(Element box records)
····················
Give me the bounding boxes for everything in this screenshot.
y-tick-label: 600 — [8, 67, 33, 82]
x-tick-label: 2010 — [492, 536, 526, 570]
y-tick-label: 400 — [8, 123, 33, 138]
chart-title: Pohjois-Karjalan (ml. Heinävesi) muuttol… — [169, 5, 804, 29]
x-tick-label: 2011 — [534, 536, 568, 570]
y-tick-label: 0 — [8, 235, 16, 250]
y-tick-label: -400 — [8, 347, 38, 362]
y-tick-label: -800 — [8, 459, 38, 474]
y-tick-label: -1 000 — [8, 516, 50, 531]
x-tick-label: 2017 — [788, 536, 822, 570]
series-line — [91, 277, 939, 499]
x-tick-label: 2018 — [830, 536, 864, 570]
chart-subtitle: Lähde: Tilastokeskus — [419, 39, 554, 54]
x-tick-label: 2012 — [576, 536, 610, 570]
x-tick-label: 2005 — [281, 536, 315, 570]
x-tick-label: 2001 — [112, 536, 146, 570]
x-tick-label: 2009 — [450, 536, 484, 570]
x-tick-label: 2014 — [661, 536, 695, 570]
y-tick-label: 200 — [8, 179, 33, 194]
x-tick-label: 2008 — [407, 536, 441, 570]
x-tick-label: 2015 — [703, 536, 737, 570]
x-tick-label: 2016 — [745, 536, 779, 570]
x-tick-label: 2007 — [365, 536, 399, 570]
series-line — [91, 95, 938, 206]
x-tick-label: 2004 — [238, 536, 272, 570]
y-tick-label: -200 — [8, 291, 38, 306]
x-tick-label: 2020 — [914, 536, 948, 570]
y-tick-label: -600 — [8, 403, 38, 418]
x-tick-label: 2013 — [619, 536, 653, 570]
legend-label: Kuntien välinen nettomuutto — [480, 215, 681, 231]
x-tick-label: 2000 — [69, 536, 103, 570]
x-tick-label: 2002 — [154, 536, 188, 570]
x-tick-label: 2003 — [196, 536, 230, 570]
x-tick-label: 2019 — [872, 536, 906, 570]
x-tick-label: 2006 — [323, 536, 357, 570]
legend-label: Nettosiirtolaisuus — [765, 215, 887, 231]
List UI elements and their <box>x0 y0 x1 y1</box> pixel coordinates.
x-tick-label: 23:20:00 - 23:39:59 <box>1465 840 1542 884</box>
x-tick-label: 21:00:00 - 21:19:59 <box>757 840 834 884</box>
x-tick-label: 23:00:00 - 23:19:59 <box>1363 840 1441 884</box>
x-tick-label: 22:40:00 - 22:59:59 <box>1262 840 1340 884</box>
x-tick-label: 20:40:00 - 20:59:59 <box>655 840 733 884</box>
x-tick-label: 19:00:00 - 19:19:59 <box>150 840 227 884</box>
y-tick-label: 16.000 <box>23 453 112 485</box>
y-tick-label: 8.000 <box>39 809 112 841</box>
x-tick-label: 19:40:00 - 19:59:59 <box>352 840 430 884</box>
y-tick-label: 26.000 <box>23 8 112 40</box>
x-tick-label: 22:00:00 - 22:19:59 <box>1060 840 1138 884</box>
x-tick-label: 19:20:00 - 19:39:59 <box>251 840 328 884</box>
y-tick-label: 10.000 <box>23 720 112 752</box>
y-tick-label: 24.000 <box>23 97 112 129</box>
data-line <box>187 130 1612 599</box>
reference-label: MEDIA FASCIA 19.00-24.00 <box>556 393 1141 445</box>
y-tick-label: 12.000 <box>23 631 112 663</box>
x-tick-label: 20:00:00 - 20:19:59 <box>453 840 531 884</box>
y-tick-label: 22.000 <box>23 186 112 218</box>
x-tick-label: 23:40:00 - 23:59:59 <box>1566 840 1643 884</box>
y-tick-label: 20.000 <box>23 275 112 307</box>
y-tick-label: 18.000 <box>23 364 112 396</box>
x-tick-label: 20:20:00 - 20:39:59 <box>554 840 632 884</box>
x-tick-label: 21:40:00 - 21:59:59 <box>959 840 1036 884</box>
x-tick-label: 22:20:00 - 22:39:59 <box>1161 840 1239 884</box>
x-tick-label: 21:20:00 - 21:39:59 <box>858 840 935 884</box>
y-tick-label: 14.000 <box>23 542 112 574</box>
····················
### Task goal:
Render every line of the records above as a Markdown table with two columns, Row and Line. Number the rows in order and leave out any blank lines.

### Result of this task:
| Row | Line |
|---|---|
| 1 | Give me the bounding boxes for everything in this screenshot. |
| 2 | y-tick-label: 600 — [8, 67, 33, 82] |
| 3 | x-tick-label: 2010 — [492, 536, 526, 570] |
| 4 | y-tick-label: 400 — [8, 123, 33, 138] |
| 5 | chart-title: Pohjois-Karjalan (ml. Heinävesi) muuttol… — [169, 5, 804, 29] |
| 6 | x-tick-label: 2011 — [534, 536, 568, 570] |
| 7 | y-tick-label: 0 — [8, 235, 16, 250] |
| 8 | y-tick-label: -400 — [8, 347, 38, 362] |
| 9 | y-tick-label: -800 — [8, 459, 38, 474] |
| 10 | y-tick-label: -1 000 — [8, 516, 50, 531] |
| 11 | x-tick-label: 2017 — [788, 536, 822, 570] |
| 12 | series-line — [91, 277, 939, 499] |
| 13 | x-tick-label: 2018 — [830, 536, 864, 570] |
| 14 | chart-subtitle: Lähde: Tilastokeskus — [419, 39, 554, 54] |
| 15 | x-tick-label: 2012 — [576, 536, 610, 570] |
| 16 | x-tick-label: 2005 — [281, 536, 315, 570] |
| 17 | x-tick-label: 2001 — [112, 536, 146, 570] |
| 18 | x-tick-label: 2009 — [450, 536, 484, 570] |
| 19 | x-tick-label: 2014 — [661, 536, 695, 570] |
| 20 | y-tick-label: 200 — [8, 179, 33, 194] |
| 21 | x-tick-label: 2008 — [407, 536, 441, 570] |
| 22 | x-tick-label: 2015 — [703, 536, 737, 570] |
| 23 | x-tick-label: 2016 — [745, 536, 779, 570] |
| 24 | x-tick-label: 2007 — [365, 536, 399, 570] |
| 25 | series-line — [91, 95, 938, 206] |
| 26 | x-tick-label: 2004 — [238, 536, 272, 570] |
| 27 | y-tick-label: -200 — [8, 291, 38, 306] |
| 28 | x-tick-label: 2020 — [914, 536, 948, 570] |
| 29 | y-tick-label: -600 — [8, 403, 38, 418] |
| 30 | x-tick-label: 2013 — [619, 536, 653, 570] |
| 31 | legend-label: Kuntien välinen nettomuutto — [480, 215, 681, 231] |
| 32 | x-tick-label: 2000 — [69, 536, 103, 570] |
| 33 | x-tick-label: 2002 — [154, 536, 188, 570] |
| 34 | x-tick-label: 2003 — [196, 536, 230, 570] |
| 35 | x-tick-label: 2019 — [872, 536, 906, 570] |
| 36 | x-tick-label: 2006 — [323, 536, 357, 570] |
| 37 | legend-label: Nettosiirtolaisuus — [765, 215, 887, 231] |
| 38 | List UI elements and their <box>x0 y0 x1 y1</box> pixel coordinates. |
| 39 | x-tick-label: 23:20:00 - 23:39:59 <box>1465 840 1542 884</box> |
| 40 | x-tick-label: 21:00:00 - 21:19:59 <box>757 840 834 884</box> |
| 41 | x-tick-label: 23:00:00 - 23:19:59 <box>1363 840 1441 884</box> |
| 42 | x-tick-label: 22:40:00 - 22:59:59 <box>1262 840 1340 884</box> |
| 43 | x-tick-label: 20:40:00 - 20:59:59 <box>655 840 733 884</box> |
| 44 | x-tick-label: 19:00:00 - 19:19:59 <box>150 840 227 884</box> |
| 45 | y-tick-label: 16.000 <box>23 453 112 485</box> |
| 46 | y-tick-label: 8.000 <box>39 809 112 841</box> |
| 47 | x-tick-label: 19:40:00 - 19:59:59 <box>352 840 430 884</box> |
| 48 | y-tick-label: 26.000 <box>23 8 112 40</box> |
| 49 | x-tick-label: 22:00:00 - 22:19:59 <box>1060 840 1138 884</box> |
| 50 | x-tick-label: 19:20:00 - 19:39:59 <box>251 840 328 884</box> |
| 51 | y-tick-label: 10.000 <box>23 720 112 752</box> |
| 52 | y-tick-label: 24.000 <box>23 97 112 129</box> |
| 53 | data-line <box>187 130 1612 599</box> |
| 54 | reference-label: MEDIA FASCIA 19.00-24.00 <box>556 393 1141 445</box> |
| 55 | y-tick-label: 12.000 <box>23 631 112 663</box> |
| 56 | x-tick-label: 20:00:00 - 20:19:59 <box>453 840 531 884</box> |
| 57 | y-tick-label: 22.000 <box>23 186 112 218</box> |
| 58 | x-tick-label: 23:40:00 - 23:59:59 <box>1566 840 1643 884</box> |
| 59 | y-tick-label: 20.000 <box>23 275 112 307</box> |
| 60 | y-tick-label: 18.000 <box>23 364 112 396</box> |
| 61 | x-tick-label: 20:20:00 - 20:39:59 <box>554 840 632 884</box> |
| 62 | x-tick-label: 21:40:00 - 21:59:59 <box>959 840 1036 884</box> |
| 63 | x-tick-label: 22:20:00 - 22:39:59 <box>1161 840 1239 884</box> |
| 64 | x-tick-label: 21:20:00 - 21:39:59 <box>858 840 935 884</box> |
| 65 | y-tick-label: 14.000 <box>23 542 112 574</box> |